◆ **Exercise brief**
Among the entries below, find the lines with "JSON" and copy them.

Extracted data entries
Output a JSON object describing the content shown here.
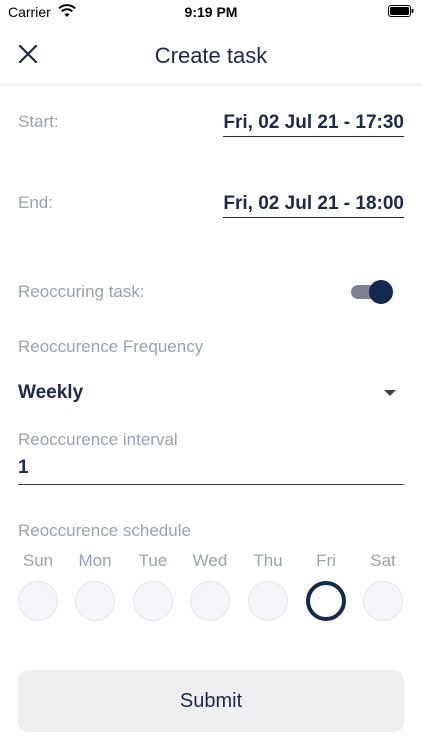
{
  "status_bar": {
    "carrier": "Carrier",
    "time": "9:19 PM"
  },
  "header": {
    "title": "Create task",
    "close_icon": "close-icon"
  },
  "form": {
    "start_label": "Start:",
    "start_value": "Fri, 02 Jul 21 - 17:30",
    "end_label": "End:",
    "end_value": "Fri, 02 Jul 21 - 18:00",
    "reoccurring_label": "Reoccuring task:",
    "reoccurring_on": true,
    "frequency_label": "Reoccurence Frequency",
    "frequency_value": "Weekly",
    "interval_label": "Reoccurence interval",
    "interval_value": "1",
    "schedule_label": "Reoccurence schedule",
    "days": [
      {
        "label": "Sun",
        "selected": false
      },
      {
        "label": "Mon",
        "selected": false
      },
      {
        "label": "Tue",
        "selected": false
      },
      {
        "label": "Wed",
        "selected": false
      },
      {
        "label": "Thu",
        "selected": false
      },
      {
        "label": "Fri",
        "selected": true
      },
      {
        "label": "Sat",
        "selected": false
      }
    ]
  },
  "submit_label": "Submit",
  "colors": {
    "primary": "#15284d",
    "muted_text": "#9aa2b1",
    "button_bg": "#eeeef0"
  }
}
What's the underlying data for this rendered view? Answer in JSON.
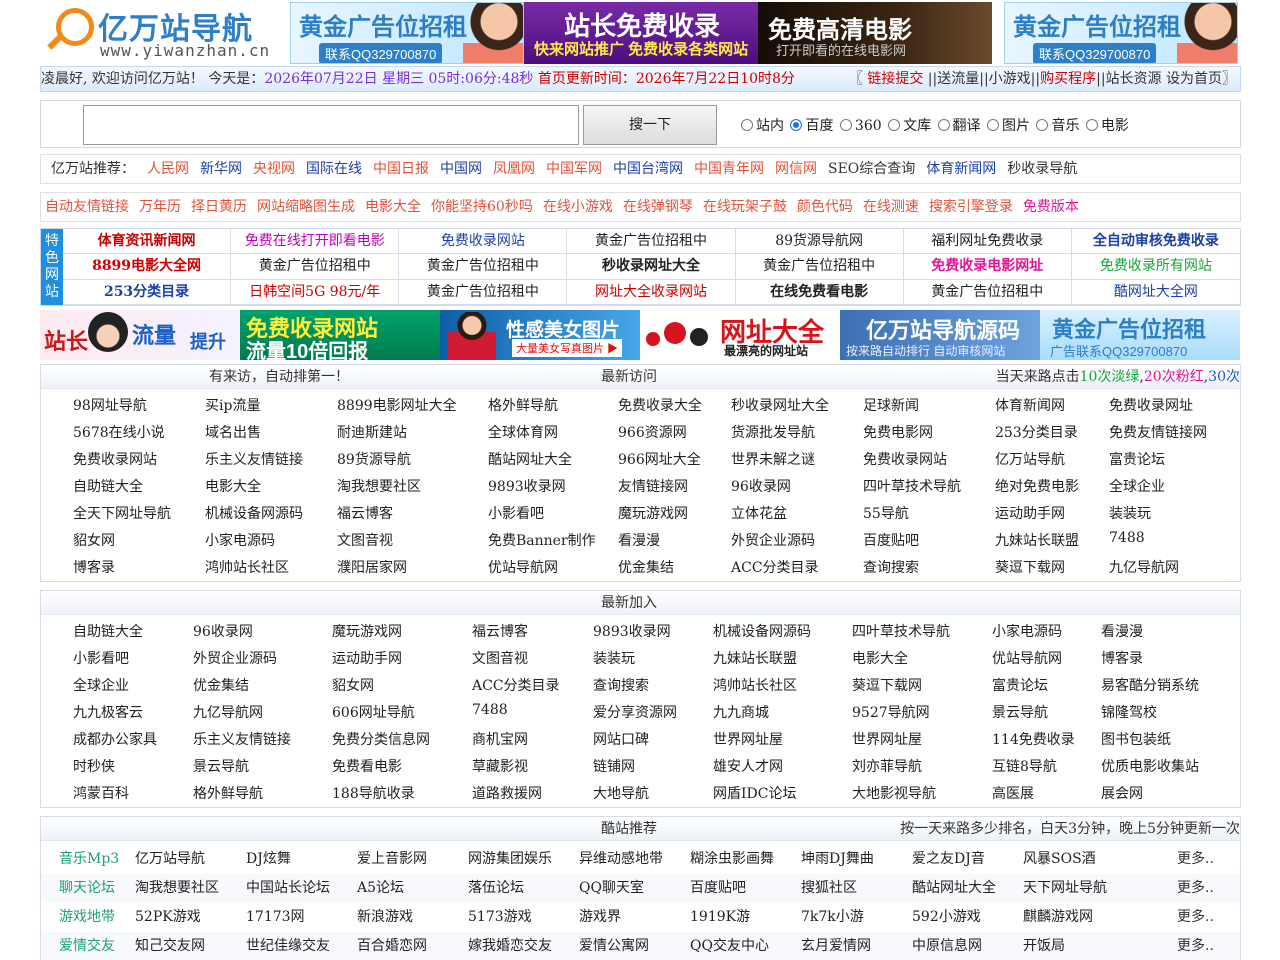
{
  "header": {
    "logo_brand": "亿万站导航",
    "logo_url": "www.yiwanzhan.cn",
    "banner1": {
      "title": "黄金广告位招租",
      "sub": "联系QQ329700870"
    },
    "banner2": {
      "title": "站长免费收录",
      "sub": "快来网站推广 免费收录各类网站"
    },
    "banner3": {
      "title": "免费高清电影",
      "sub": "打开即看的在线电影网"
    },
    "banner4": {
      "title": "黄金广告位招租",
      "sub": "联系QQ329700870"
    }
  },
  "infobar": {
    "greeting": "凌晨好, 欢迎访问亿万站！ 今天是：",
    "date": "2026年07月22日 星期三 05时:06分:48秒",
    "update": " 首页更新时间：2026年7月22日10时8分",
    "link_submit": "链接提交",
    "rest": "||送流量||小游戏||",
    "buy": "购买程序",
    "rest2": "||站长资源 设为首页",
    "open_bracket": "〖",
    "close_bracket": "〗"
  },
  "search": {
    "placeholder": "",
    "button": "搜一下",
    "options": [
      {
        "label": "站内",
        "checked": false
      },
      {
        "label": "百度",
        "checked": true
      },
      {
        "label": "360",
        "checked": false
      },
      {
        "label": "文库",
        "checked": false
      },
      {
        "label": "翻译",
        "checked": false
      },
      {
        "label": "图片",
        "checked": false
      },
      {
        "label": "音乐",
        "checked": false
      },
      {
        "label": "电影",
        "checked": false
      }
    ]
  },
  "recommend": {
    "label": "亿万站推荐：",
    "items": [
      {
        "label": "人民网",
        "color": "#e0523a"
      },
      {
        "label": "新华网",
        "color": "#1c3fa8"
      },
      {
        "label": "央视网",
        "color": "#e0523a"
      },
      {
        "label": "国际在线",
        "color": "#1c3fa8"
      },
      {
        "label": "中国日报",
        "color": "#e0523a"
      },
      {
        "label": "中国网",
        "color": "#1c3fa8"
      },
      {
        "label": "凤凰网",
        "color": "#e0523a"
      },
      {
        "label": "中国军网",
        "color": "#e0523a"
      },
      {
        "label": "中国台湾网",
        "color": "#1c3fa8"
      },
      {
        "label": "中国青年网",
        "color": "#e0523a"
      },
      {
        "label": "网信网",
        "color": "#e0523a"
      },
      {
        "label": "SEO综合查询",
        "color": "#333333"
      },
      {
        "label": "体育新闻网",
        "color": "#1c3fa8"
      },
      {
        "label": "秒收录导航",
        "color": "#333333"
      }
    ]
  },
  "tools": [
    "自动友情链接",
    "万年历",
    "择日黄历",
    "网站缩略图生成",
    "电影大全",
    "你能坚持60秒吗",
    "在线小游戏",
    "在线弹钢琴",
    "在线玩架子鼓",
    "颜色代码",
    "在线测速",
    "搜索引擎登录",
    "免费版本"
  ],
  "feature": {
    "side_label": "特色网站",
    "cells": [
      {
        "label": "体育资讯新闻网",
        "color": "#cc0000",
        "bold": true
      },
      {
        "label": "免费在线打开即看电影",
        "color": "#c000c0",
        "bold": false
      },
      {
        "label": "免费收录网站",
        "color": "#1c3fa8",
        "bold": false
      },
      {
        "label": "黄金广告位招租中",
        "color": "#222222",
        "bold": false
      },
      {
        "label": "89货源导航网",
        "color": "#222222",
        "bold": false
      },
      {
        "label": "福利网址免费收录",
        "color": "#222222",
        "bold": false
      },
      {
        "label": "全自动审核免费收录",
        "color": "#1c3fa8",
        "bold": true
      },
      {
        "label": "8899电影大全网",
        "color": "#cc0000",
        "bold": true
      },
      {
        "label": "黄金广告位招租中",
        "color": "#222222",
        "bold": false
      },
      {
        "label": "黄金广告位招租中",
        "color": "#222222",
        "bold": false
      },
      {
        "label": "秒收录网址大全",
        "color": "#222222",
        "bold": true
      },
      {
        "label": "黄金广告位招租中",
        "color": "#222222",
        "bold": false
      },
      {
        "label": "免费收录电影网址",
        "color": "#e0169b",
        "bold": true
      },
      {
        "label": "免费收录所有网站",
        "color": "#1aa33b",
        "bold": false
      },
      {
        "label": "253分类目录",
        "color": "#1c3fa8",
        "bold": true
      },
      {
        "label": "日韩空间5G 98元/年",
        "color": "#cc0000",
        "bold": false
      },
      {
        "label": "黄金广告位招租中",
        "color": "#222222",
        "bold": false
      },
      {
        "label": "网址大全收录网站",
        "color": "#cc0000",
        "bold": false
      },
      {
        "label": "在线免费看电影",
        "color": "#222222",
        "bold": true
      },
      {
        "label": "黄金广告位招租中",
        "color": "#222222",
        "bold": false
      },
      {
        "label": "酷网址大全网",
        "color": "#1c3fa8",
        "bold": false
      }
    ]
  },
  "adstrip": {
    "ad1": {
      "a": "站长",
      "b": "流量",
      "c": "提升"
    },
    "ad2": {
      "a": "免费收录网站",
      "b": "流量10倍回报"
    },
    "ad3": {
      "a": "性感美女图片",
      "b": "大量美女写真图片 ▶"
    },
    "ad4": {
      "a": "网址大全",
      "b": "最漂亮的网址站"
    },
    "ad5": {
      "a": "亿万站导航源码",
      "b": "按来路自动排行  自动审核网站"
    },
    "ad6": {
      "a": "黄金广告位招租",
      "b": "广告联系QQ329700870"
    }
  },
  "visits": {
    "head_left": "有来访，自动排第一！",
    "head_mid": "最新访问",
    "head_right_pre": "当天来路点击",
    "head_right_g": "10次淡绿",
    "head_right_sep": ",",
    "head_right_m": "20次粉红",
    "head_right_sep2": ",",
    "head_right_b": "30次",
    "rows": [
      [
        "98网址导航",
        "买ip流量",
        "8899电影网址大全",
        "格外鲜导航",
        "免费收录大全",
        "秒收录网址大全",
        "足球新闻",
        "体育新闻网",
        "免费收录网址"
      ],
      [
        "5678在线小说",
        "域名出售",
        "耐迪斯建站",
        "全球体育网",
        "966资源网",
        "货源批发导航",
        "免费电影网",
        "253分类目录",
        "免费友情链接网"
      ],
      [
        "免费收录网站",
        "乐主义友情链接",
        "89货源导航",
        "酷站网址大全",
        "966网址大全",
        "世界未解之谜",
        "免费收录网站",
        "亿万站导航",
        "富贵论坛"
      ],
      [
        "自助链大全",
        "电影大全",
        "淘我想要社区",
        "9893收录网",
        "友情链接网",
        "96收录网",
        "四叶草技术导航",
        "绝对免费电影",
        "全球企业"
      ],
      [
        "全天下网址导航",
        "机械设备网源码",
        "福云博客",
        "小影看吧",
        "魔玩游戏网",
        "立体花盆",
        "55导航",
        "运动助手网",
        "装装玩"
      ],
      [
        "貂女网",
        "小家电源码",
        "文图音视",
        "免费Banner制作",
        "看漫漫",
        "外贸企业源码",
        "百度贴吧",
        "九妹站长联盟",
        "7488"
      ],
      [
        "博客录",
        "鸿帅站长社区",
        "濮阳居家网",
        "优站导航网",
        "优金集结",
        "ACC分类目录",
        "查询搜索",
        "葵逗下载网",
        "九亿导航网"
      ]
    ]
  },
  "newadd": {
    "head": "最新加入",
    "rows": [
      [
        "自助链大全",
        "96收录网",
        "魔玩游戏网",
        "福云博客",
        "9893收录网",
        "机械设备网源码",
        "四叶草技术导航",
        "小家电源码",
        "看漫漫"
      ],
      [
        "小影看吧",
        "外贸企业源码",
        "运动助手网",
        "文图音视",
        "装装玩",
        "九妹站长联盟",
        "电影大全",
        "优站导航网",
        "博客录"
      ],
      [
        "全球企业",
        "优金集结",
        "貂女网",
        "ACC分类目录",
        "查询搜索",
        "鸿帅站长社区",
        "葵逗下载网",
        "富贵论坛",
        "易客酷分销系统"
      ],
      [
        "九九极客云",
        "九亿导航网",
        "606网址导航",
        "7488",
        "爱分享资源网",
        "九九商城",
        "9527导航网",
        "景云导航",
        "锦隆驾校"
      ],
      [
        "成都办公家具",
        "乐主义友情链接",
        "免费分类信息网",
        "商机宝网",
        "网站口碑",
        "世界网址屋",
        "世界网址屋",
        "114免费收录",
        "图书包装纸"
      ],
      [
        "时秒侠",
        "景云导航",
        "免费看电影",
        "草藏影视",
        "链铺网",
        "雄安人才网",
        "刘亦菲导航",
        "互链8导航",
        "优质电影收集站"
      ],
      [
        "鸿蒙百科",
        "格外鲜导航",
        "188导航收录",
        "道路救援网",
        "大地导航",
        "网盾IDC论坛",
        "大地影视导航",
        "高医展",
        "展会网"
      ]
    ]
  },
  "cool": {
    "head": "酷站推荐",
    "head_right": "按一天来路多少排名，白天3分钟，晚上5分钟更新一次",
    "more": "更多..",
    "rows": [
      {
        "cat": "音乐Mp3",
        "items": [
          "亿万站导航",
          "DJ炫舞",
          "爱上音影网",
          "网游集团娱乐",
          "异维动感地带",
          "糊涂虫影画舞",
          "坤雨DJ舞曲",
          "爱之友DJ音",
          "风暴SOS酒"
        ]
      },
      {
        "cat": "聊天论坛",
        "items": [
          "淘我想要社区",
          "中国站长论坛",
          "A5论坛",
          "落伍论坛",
          "QQ聊天室",
          "百度贴吧",
          "搜狐社区",
          "酷站网址大全",
          "天下网址导航"
        ]
      },
      {
        "cat": "游戏地带",
        "items": [
          "52PK游戏",
          "17173网",
          "新浪游戏",
          "5173游戏",
          "游戏界",
          "1919K游",
          "7k7k小游",
          "592小游戏",
          "麒麟游戏网"
        ]
      },
      {
        "cat": "爱情交友",
        "items": [
          "知己交友网",
          "世纪佳缘交友",
          "百合婚恋网",
          "嫁我婚恋交友",
          "爱情公寓网",
          "QQ交友中心",
          "玄月爱情网",
          "中原信息网",
          "开饭局"
        ]
      }
    ]
  }
}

◆ **Task response**
Output a JSON object describing the content shown here.
What's the underlying data for this rendered view? Answer in JSON.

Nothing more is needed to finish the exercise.